**YOUR OBJECTIVE:**
Output all records precisely as written.

------ WORKING DATA

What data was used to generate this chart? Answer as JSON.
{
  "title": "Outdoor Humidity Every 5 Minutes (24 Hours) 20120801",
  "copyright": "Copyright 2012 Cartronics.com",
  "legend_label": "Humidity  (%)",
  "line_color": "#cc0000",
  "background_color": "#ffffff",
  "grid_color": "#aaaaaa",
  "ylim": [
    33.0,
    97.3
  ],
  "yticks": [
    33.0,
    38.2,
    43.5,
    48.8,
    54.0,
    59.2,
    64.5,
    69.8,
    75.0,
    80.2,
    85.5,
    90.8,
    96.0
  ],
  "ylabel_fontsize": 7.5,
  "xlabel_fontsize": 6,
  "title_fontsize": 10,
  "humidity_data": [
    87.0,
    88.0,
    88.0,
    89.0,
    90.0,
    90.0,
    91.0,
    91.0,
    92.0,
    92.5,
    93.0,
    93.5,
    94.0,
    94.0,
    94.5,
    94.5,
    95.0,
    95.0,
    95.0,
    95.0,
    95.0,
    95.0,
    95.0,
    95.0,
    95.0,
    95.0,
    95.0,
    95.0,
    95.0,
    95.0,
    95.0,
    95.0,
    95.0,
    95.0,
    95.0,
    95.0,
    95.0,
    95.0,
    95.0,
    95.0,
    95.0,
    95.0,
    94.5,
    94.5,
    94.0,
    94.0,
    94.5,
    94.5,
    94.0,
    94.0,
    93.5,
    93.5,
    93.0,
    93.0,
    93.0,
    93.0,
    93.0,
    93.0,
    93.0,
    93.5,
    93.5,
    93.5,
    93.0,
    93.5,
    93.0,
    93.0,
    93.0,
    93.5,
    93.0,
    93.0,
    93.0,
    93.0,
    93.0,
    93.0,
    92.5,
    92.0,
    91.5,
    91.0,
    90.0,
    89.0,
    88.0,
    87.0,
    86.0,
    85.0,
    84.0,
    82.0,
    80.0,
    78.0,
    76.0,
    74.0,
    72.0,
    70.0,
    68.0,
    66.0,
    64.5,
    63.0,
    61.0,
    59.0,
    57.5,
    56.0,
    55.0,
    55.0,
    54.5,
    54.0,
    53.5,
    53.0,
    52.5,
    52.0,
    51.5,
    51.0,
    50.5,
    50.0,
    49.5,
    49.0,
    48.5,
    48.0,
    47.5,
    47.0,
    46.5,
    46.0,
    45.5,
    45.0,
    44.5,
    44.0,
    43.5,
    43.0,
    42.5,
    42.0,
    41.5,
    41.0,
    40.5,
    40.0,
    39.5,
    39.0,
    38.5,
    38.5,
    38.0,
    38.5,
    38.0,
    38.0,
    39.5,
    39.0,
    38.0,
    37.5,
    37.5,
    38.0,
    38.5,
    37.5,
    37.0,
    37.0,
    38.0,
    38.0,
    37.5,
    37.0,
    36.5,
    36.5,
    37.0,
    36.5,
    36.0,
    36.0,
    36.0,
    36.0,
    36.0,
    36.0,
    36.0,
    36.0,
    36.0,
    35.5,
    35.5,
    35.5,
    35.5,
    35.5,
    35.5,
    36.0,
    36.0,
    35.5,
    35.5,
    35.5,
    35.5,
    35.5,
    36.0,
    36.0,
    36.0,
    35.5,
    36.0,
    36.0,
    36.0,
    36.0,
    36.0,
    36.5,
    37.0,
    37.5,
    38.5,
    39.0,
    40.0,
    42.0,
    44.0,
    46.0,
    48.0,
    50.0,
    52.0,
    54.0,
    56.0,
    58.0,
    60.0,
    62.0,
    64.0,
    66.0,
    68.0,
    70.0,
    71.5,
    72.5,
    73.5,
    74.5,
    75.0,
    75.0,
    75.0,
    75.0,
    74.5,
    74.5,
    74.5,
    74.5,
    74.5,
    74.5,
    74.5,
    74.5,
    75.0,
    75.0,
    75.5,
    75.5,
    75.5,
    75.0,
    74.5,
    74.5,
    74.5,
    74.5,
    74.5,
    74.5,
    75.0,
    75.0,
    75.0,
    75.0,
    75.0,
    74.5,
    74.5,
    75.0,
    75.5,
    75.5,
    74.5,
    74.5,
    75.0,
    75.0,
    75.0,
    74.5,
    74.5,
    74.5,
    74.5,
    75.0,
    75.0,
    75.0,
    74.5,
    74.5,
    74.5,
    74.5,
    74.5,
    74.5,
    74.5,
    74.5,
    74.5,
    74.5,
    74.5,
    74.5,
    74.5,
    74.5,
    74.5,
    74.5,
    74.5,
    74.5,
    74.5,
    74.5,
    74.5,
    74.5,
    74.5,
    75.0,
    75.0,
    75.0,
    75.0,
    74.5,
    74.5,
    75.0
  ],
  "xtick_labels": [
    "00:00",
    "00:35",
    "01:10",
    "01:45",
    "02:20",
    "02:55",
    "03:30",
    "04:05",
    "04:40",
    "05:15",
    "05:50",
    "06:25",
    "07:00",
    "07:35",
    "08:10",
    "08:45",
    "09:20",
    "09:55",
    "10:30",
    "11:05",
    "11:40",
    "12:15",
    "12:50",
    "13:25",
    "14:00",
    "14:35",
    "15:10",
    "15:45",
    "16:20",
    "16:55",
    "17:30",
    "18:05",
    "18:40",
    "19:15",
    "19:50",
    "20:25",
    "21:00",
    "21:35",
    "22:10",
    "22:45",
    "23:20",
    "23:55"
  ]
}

------------

**SOLUTION TO THE PROBLEM:**
What data was used to generate this chart? Answer as JSON.
{
  "title": "Outdoor Humidity Every 5 Minutes (24 Hours) 20120801",
  "copyright": "Copyright 2012 Cartronics.com",
  "legend_label": "Humidity  (%)",
  "line_color": "#cc0000",
  "background_color": "#ffffff",
  "grid_color": "#aaaaaa",
  "ylim": [
    33.0,
    97.3
  ],
  "yticks": [
    33.0,
    38.2,
    43.5,
    48.8,
    54.0,
    59.2,
    64.5,
    69.8,
    75.0,
    80.2,
    85.5,
    90.8,
    96.0
  ],
  "ylabel_fontsize": 7.5,
  "xlabel_fontsize": 6,
  "title_fontsize": 10,
  "humidity_data": [
    87.0,
    88.0,
    88.0,
    89.0,
    90.0,
    90.0,
    91.0,
    91.0,
    92.0,
    92.5,
    93.0,
    93.5,
    94.0,
    94.0,
    94.5,
    94.5,
    95.0,
    95.0,
    95.0,
    95.0,
    95.0,
    95.0,
    95.0,
    95.0,
    95.0,
    95.0,
    95.0,
    95.0,
    95.0,
    95.0,
    95.0,
    95.0,
    95.0,
    95.0,
    95.0,
    95.0,
    95.0,
    95.0,
    95.0,
    95.0,
    95.0,
    95.0,
    94.5,
    94.5,
    94.0,
    94.0,
    94.5,
    94.5,
    94.0,
    94.0,
    93.5,
    93.5,
    93.0,
    93.0,
    93.0,
    93.0,
    93.0,
    93.0,
    93.0,
    93.5,
    93.5,
    93.5,
    93.0,
    93.5,
    93.0,
    93.0,
    93.0,
    93.5,
    93.0,
    93.0,
    93.0,
    93.0,
    93.0,
    93.0,
    92.5,
    92.0,
    91.5,
    91.0,
    90.0,
    89.0,
    88.0,
    87.0,
    86.0,
    85.0,
    84.0,
    82.0,
    80.0,
    78.0,
    76.0,
    74.0,
    72.0,
    70.0,
    68.0,
    66.0,
    64.5,
    63.0,
    61.0,
    59.0,
    57.5,
    56.0,
    55.0,
    55.0,
    54.5,
    54.0,
    53.5,
    53.0,
    52.5,
    52.0,
    51.5,
    51.0,
    50.5,
    50.0,
    49.5,
    49.0,
    48.5,
    48.0,
    47.5,
    47.0,
    46.5,
    46.0,
    45.5,
    45.0,
    44.5,
    44.0,
    43.5,
    43.0,
    42.5,
    42.0,
    41.5,
    41.0,
    40.5,
    40.0,
    39.5,
    39.0,
    38.5,
    38.5,
    38.0,
    38.5,
    38.0,
    38.0,
    39.5,
    39.0,
    38.0,
    37.5,
    37.5,
    38.0,
    38.5,
    37.5,
    37.0,
    37.0,
    38.0,
    38.0,
    37.5,
    37.0,
    36.5,
    36.5,
    37.0,
    36.5,
    36.0,
    36.0,
    36.0,
    36.0,
    36.0,
    36.0,
    36.0,
    36.0,
    36.0,
    35.5,
    35.5,
    35.5,
    35.5,
    35.5,
    35.5,
    36.0,
    36.0,
    35.5,
    35.5,
    35.5,
    35.5,
    35.5,
    36.0,
    36.0,
    36.0,
    35.5,
    36.0,
    36.0,
    36.0,
    36.0,
    36.0,
    36.5,
    37.0,
    37.5,
    38.5,
    39.0,
    40.0,
    42.0,
    44.0,
    46.0,
    48.0,
    50.0,
    52.0,
    54.0,
    56.0,
    58.0,
    60.0,
    62.0,
    64.0,
    66.0,
    68.0,
    70.0,
    71.5,
    72.5,
    73.5,
    74.5,
    75.0,
    75.0,
    75.0,
    75.0,
    74.5,
    74.5,
    74.5,
    74.5,
    74.5,
    74.5,
    74.5,
    74.5,
    75.0,
    75.0,
    75.5,
    75.5,
    75.5,
    75.0,
    74.5,
    74.5,
    74.5,
    74.5,
    74.5,
    74.5,
    75.0,
    75.0,
    75.0,
    75.0,
    75.0,
    74.5,
    74.5,
    75.0,
    75.5,
    75.5,
    74.5,
    74.5,
    75.0,
    75.0,
    75.0,
    74.5,
    74.5,
    74.5,
    74.5,
    75.0,
    75.0,
    75.0,
    74.5,
    74.5,
    74.5,
    74.5,
    74.5,
    74.5,
    74.5,
    74.5,
    74.5,
    74.5,
    74.5,
    74.5,
    74.5,
    74.5,
    74.5,
    74.5,
    74.5,
    74.5,
    74.5,
    74.5,
    74.5,
    74.5,
    74.5,
    75.0,
    75.0,
    75.0,
    75.0,
    74.5,
    74.5,
    75.0
  ],
  "xtick_labels": [
    "00:00",
    "00:35",
    "01:10",
    "01:45",
    "02:20",
    "02:55",
    "03:30",
    "04:05",
    "04:40",
    "05:15",
    "05:50",
    "06:25",
    "07:00",
    "07:35",
    "08:10",
    "08:45",
    "09:20",
    "09:55",
    "10:30",
    "11:05",
    "11:40",
    "12:15",
    "12:50",
    "13:25",
    "14:00",
    "14:35",
    "15:10",
    "15:45",
    "16:20",
    "16:55",
    "17:30",
    "18:05",
    "18:40",
    "19:15",
    "19:50",
    "20:25",
    "21:00",
    "21:35",
    "22:10",
    "22:45",
    "23:20",
    "23:55"
  ]
}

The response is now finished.